- _Set exercise_:
Will you write out the data exactly, excluding every picture?

- _The input_:
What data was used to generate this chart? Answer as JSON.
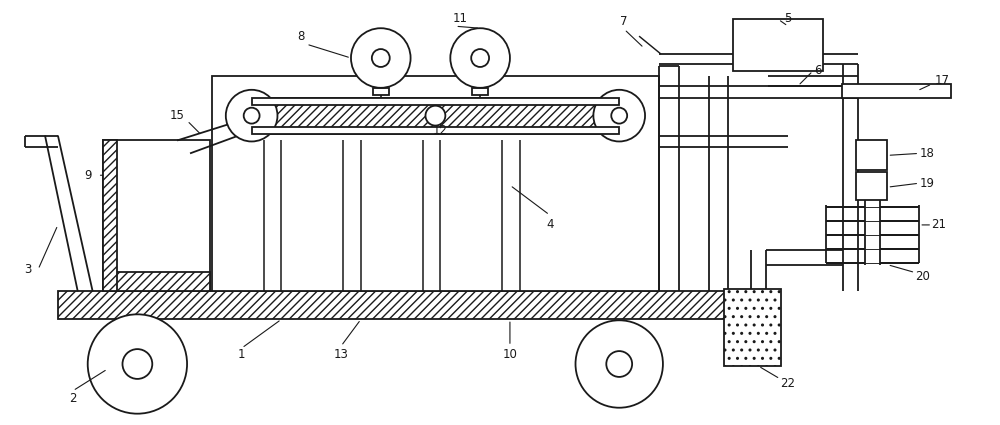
{
  "bg_color": "#ffffff",
  "line_color": "#1a1a1a",
  "lw": 1.3,
  "figsize": [
    10.0,
    4.25
  ],
  "dpi": 100
}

- _Full solution_:
What data was used to generate this chart? Answer as JSON.
{
  "bg_color": "#ffffff",
  "line_color": "#1a1a1a",
  "lw": 1.3,
  "figsize": [
    10.0,
    4.25
  ],
  "dpi": 100
}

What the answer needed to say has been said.